# STORED ROWS
++++++++++

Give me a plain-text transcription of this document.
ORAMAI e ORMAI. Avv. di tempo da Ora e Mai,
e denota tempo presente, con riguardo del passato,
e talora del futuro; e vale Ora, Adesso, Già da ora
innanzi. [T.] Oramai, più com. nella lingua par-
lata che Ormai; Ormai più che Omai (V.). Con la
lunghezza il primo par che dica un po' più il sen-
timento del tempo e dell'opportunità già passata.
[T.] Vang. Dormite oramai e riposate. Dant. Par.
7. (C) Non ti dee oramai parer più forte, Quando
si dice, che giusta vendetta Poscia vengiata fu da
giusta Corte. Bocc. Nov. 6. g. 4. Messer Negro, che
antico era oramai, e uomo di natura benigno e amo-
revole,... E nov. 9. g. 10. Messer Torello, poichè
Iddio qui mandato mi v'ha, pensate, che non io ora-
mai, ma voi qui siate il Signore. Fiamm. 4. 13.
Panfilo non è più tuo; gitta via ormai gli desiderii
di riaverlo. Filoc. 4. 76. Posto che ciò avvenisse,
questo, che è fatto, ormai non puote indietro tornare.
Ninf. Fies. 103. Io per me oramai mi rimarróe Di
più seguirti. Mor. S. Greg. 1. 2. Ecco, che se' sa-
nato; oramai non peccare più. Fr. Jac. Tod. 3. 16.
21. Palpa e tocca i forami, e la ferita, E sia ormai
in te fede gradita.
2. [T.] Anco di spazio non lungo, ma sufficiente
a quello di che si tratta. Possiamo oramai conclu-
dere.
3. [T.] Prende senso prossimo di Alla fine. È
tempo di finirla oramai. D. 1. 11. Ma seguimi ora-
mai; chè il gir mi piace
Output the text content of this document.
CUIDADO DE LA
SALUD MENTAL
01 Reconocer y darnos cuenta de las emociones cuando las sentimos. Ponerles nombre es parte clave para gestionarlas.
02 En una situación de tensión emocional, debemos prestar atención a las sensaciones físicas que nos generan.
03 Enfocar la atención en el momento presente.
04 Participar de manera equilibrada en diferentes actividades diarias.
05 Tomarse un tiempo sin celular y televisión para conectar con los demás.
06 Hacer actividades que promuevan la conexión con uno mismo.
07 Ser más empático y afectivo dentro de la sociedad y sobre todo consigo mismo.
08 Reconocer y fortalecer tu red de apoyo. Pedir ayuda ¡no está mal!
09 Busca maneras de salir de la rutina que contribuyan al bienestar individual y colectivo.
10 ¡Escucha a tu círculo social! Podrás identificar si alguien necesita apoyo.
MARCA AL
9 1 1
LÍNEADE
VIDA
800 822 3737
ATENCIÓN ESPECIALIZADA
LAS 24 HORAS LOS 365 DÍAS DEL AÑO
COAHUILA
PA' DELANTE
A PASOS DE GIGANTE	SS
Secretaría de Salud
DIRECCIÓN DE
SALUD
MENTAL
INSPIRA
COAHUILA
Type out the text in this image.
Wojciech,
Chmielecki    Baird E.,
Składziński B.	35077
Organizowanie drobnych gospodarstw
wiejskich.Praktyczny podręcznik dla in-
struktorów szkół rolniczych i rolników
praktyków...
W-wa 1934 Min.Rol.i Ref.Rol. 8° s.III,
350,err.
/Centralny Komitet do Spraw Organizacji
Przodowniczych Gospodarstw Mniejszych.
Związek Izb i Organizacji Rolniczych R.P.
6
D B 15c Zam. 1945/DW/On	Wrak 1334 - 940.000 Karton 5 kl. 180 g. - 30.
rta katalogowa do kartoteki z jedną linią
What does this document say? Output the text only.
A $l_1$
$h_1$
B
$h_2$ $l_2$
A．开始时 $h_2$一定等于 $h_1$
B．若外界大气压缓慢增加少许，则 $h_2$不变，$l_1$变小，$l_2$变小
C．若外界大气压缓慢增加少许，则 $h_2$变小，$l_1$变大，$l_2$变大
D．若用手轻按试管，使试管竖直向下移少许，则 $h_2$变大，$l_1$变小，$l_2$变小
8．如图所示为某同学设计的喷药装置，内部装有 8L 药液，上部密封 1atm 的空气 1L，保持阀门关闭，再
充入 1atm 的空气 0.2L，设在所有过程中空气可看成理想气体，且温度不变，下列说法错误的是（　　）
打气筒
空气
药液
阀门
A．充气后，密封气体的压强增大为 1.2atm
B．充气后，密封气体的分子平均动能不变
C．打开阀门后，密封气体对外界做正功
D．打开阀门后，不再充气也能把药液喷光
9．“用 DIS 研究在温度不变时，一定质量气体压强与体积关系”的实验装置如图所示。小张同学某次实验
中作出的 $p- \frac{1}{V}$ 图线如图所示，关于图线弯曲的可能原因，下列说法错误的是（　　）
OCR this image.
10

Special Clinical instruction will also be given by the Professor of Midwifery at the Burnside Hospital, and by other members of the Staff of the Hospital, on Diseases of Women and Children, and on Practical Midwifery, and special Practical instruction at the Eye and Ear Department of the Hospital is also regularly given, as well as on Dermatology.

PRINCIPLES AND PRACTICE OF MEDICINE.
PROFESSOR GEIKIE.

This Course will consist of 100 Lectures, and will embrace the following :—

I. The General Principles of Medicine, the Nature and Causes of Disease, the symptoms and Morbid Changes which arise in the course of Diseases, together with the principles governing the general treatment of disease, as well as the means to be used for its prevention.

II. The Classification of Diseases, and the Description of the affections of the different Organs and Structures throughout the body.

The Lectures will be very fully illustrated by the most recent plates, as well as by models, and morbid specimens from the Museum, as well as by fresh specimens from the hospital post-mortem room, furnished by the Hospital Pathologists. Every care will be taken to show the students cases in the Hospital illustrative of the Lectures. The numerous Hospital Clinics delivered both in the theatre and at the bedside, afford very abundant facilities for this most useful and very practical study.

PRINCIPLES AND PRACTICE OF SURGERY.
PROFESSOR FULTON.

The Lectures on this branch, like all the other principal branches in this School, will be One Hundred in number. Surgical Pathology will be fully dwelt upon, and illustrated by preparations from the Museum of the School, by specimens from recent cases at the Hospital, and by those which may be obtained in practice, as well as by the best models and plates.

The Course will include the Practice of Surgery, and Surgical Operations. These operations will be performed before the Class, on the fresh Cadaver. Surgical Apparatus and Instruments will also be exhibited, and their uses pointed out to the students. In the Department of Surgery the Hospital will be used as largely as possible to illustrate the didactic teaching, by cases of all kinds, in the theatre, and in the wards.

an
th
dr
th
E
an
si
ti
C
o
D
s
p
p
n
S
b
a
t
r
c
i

++++++++++

# REQUEST
Identify each line of the material where the word "tempo" shows up, and copy it.

# WRITTEN ANSWER
ORAMAI e ORMAI. Avv. di tempo da Ora e Mai,
e denota tempo presente, con riguardo del passato,
timento del tempo e dell'opportunità già passata.
tempo di finirla oramai. D. 1. 11. Ma seguimi ora-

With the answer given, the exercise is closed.